**Task prompt:** All of the records below need to be copied exactly.

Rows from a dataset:
──────

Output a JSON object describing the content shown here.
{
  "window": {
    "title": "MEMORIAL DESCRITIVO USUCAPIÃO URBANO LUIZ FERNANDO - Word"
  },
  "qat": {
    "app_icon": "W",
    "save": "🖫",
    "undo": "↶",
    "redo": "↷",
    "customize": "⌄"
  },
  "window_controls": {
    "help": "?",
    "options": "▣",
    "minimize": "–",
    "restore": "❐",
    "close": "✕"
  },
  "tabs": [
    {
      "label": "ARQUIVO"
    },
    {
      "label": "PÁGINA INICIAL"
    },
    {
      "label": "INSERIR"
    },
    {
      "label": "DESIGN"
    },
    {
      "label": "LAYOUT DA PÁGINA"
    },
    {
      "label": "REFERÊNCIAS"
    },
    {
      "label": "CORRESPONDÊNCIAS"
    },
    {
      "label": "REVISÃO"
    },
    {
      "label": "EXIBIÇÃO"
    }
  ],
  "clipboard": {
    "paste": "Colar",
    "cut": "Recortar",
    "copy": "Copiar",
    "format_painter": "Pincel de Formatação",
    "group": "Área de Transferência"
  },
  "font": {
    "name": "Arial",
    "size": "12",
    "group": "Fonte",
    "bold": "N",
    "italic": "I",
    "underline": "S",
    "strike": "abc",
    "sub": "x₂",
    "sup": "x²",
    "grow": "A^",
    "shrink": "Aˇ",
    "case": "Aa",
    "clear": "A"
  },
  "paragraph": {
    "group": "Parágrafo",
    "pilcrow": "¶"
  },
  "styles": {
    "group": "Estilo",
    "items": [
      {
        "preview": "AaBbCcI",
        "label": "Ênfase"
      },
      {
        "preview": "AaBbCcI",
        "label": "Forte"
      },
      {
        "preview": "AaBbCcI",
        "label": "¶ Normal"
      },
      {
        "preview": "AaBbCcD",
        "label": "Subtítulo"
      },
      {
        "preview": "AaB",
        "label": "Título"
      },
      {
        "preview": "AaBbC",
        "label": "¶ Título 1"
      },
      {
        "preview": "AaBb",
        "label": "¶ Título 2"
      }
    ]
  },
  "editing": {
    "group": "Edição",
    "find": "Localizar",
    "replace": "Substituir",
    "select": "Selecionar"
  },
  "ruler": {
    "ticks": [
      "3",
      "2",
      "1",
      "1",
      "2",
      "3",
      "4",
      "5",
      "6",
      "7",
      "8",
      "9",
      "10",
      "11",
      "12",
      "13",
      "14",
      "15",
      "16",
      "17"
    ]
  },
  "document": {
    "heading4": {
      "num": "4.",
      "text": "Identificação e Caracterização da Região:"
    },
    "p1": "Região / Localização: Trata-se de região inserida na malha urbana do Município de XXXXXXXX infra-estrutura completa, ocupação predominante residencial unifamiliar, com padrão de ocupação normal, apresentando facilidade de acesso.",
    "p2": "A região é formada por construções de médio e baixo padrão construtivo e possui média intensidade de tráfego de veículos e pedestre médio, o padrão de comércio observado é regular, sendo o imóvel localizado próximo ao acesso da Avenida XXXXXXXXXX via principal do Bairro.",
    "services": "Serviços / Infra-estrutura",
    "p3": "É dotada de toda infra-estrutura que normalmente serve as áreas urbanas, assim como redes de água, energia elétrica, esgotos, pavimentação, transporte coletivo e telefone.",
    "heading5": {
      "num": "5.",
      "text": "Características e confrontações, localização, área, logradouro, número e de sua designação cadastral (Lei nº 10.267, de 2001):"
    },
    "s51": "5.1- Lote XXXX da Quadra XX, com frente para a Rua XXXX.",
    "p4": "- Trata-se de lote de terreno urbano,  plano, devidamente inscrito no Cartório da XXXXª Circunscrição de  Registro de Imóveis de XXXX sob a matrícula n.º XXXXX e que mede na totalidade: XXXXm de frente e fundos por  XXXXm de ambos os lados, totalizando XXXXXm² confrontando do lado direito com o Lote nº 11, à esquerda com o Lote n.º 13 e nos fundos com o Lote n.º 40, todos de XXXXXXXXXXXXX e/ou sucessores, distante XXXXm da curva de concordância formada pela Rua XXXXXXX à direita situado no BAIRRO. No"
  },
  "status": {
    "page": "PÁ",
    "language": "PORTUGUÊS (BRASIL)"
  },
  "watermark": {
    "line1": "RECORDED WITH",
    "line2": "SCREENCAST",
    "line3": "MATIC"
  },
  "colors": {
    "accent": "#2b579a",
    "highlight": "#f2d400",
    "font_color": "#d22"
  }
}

──────

**Solved exercise:**
Output a JSON object describing the content shown here.
{
  "window": {
    "title": "MEMORIAL DESCRITIVO USUCAPIÃO URBANO LUIZ FERNANDO - Word"
  },
  "qat": {
    "app_icon": "W",
    "save": "🖫",
    "undo": "↶",
    "redo": "↷",
    "customize": "⌄"
  },
  "window_controls": {
    "help": "?",
    "options": "▣",
    "minimize": "–",
    "restore": "❐",
    "close": "✕"
  },
  "tabs": [
    {
      "label": "ARQUIVO"
    },
    {
      "label": "PÁGINA INICIAL"
    },
    {
      "label": "INSERIR"
    },
    {
      "label": "DESIGN"
    },
    {
      "label": "LAYOUT DA PÁGINA"
    },
    {
      "label": "REFERÊNCIAS"
    },
    {
      "label": "CORRESPONDÊNCIAS"
    },
    {
      "label": "REVISÃO"
    },
    {
      "label": "EXIBIÇÃO"
    }
  ],
  "clipboard": {
    "paste": "Colar",
    "cut": "Recortar",
    "copy": "Copiar",
    "format_painter": "Pincel de Formatação",
    "group": "Área de Transferência"
  },
  "font": {
    "name": "Arial",
    "size": "12",
    "group": "Fonte",
    "bold": "N",
    "italic": "I",
    "underline": "S",
    "strike": "abc",
    "sub": "x₂",
    "sup": "x²",
    "grow": "A^",
    "shrink": "Aˇ",
    "case": "Aa",
    "clear": "A"
  },
  "paragraph": {
    "group": "Parágrafo",
    "pilcrow": "¶"
  },
  "styles": {
    "group": "Estilo",
    "items": [
      {
        "preview": "AaBbCcI",
        "label": "Ênfase"
      },
      {
        "preview": "AaBbCcI",
        "label": "Forte"
      },
      {
        "preview": "AaBbCcI",
        "label": "¶ Normal"
      },
      {
        "preview": "AaBbCcD",
        "label": "Subtítulo"
      },
      {
        "preview": "AaB",
        "label": "Título"
      },
      {
        "preview": "AaBbC",
        "label": "¶ Título 1"
      },
      {
        "preview": "AaBb",
        "label": "¶ Título 2"
      }
    ]
  },
  "editing": {
    "group": "Edição",
    "find": "Localizar",
    "replace": "Substituir",
    "select": "Selecionar"
  },
  "ruler": {
    "ticks": [
      "3",
      "2",
      "1",
      "1",
      "2",
      "3",
      "4",
      "5",
      "6",
      "7",
      "8",
      "9",
      "10",
      "11",
      "12",
      "13",
      "14",
      "15",
      "16",
      "17"
    ]
  },
  "document": {
    "heading4": {
      "num": "4.",
      "text": "Identificação e Caracterização da Região:"
    },
    "p1": "Região / Localização: Trata-se de região inserida na malha urbana do Município de XXXXXXXX infra-estrutura completa, ocupação predominante residencial unifamiliar, com padrão de ocupação normal, apresentando facilidade de acesso.",
    "p2": "A região é formada por construções de médio e baixo padrão construtivo e possui média intensidade de tráfego de veículos e pedestre médio, o padrão de comércio observado é regular, sendo o imóvel localizado próximo ao acesso da Avenida XXXXXXXXXX via principal do Bairro.",
    "services": "Serviços / Infra-estrutura",
    "p3": "É dotada de toda infra-estrutura que normalmente serve as áreas urbanas, assim como redes de água, energia elétrica, esgotos, pavimentação, transporte coletivo e telefone.",
    "heading5": {
      "num": "5.",
      "text": "Características e confrontações, localização, área, logradouro, número e de sua designação cadastral (Lei nº 10.267, de 2001):"
    },
    "s51": "5.1- Lote XXXX da Quadra XX, com frente para a Rua XXXX.",
    "p4": "- Trata-se de lote de terreno urbano,  plano, devidamente inscrito no Cartório da XXXXª Circunscrição de  Registro de Imóveis de XXXX sob a matrícula n.º XXXXX e que mede na totalidade: XXXXm de frente e fundos por  XXXXm de ambos os lados, totalizando XXXXXm² confrontando do lado direito com o Lote nº 11, à esquerda com o Lote n.º 13 e nos fundos com o Lote n.º 40, todos de XXXXXXXXXXXXX e/ou sucessores, distante XXXXm da curva de concordância formada pela Rua XXXXXXX à direita situado no BAIRRO. No"
  },
  "status": {
    "page": "PÁ",
    "language": "PORTUGUÊS (BRASIL)"
  },
  "watermark": {
    "line1": "RECORDED WITH",
    "line2": "SCREENCAST",
    "line3": "MATIC"
  },
  "colors": {
    "accent": "#2b579a",
    "highlight": "#f2d400",
    "font_color": "#d22"
  }
}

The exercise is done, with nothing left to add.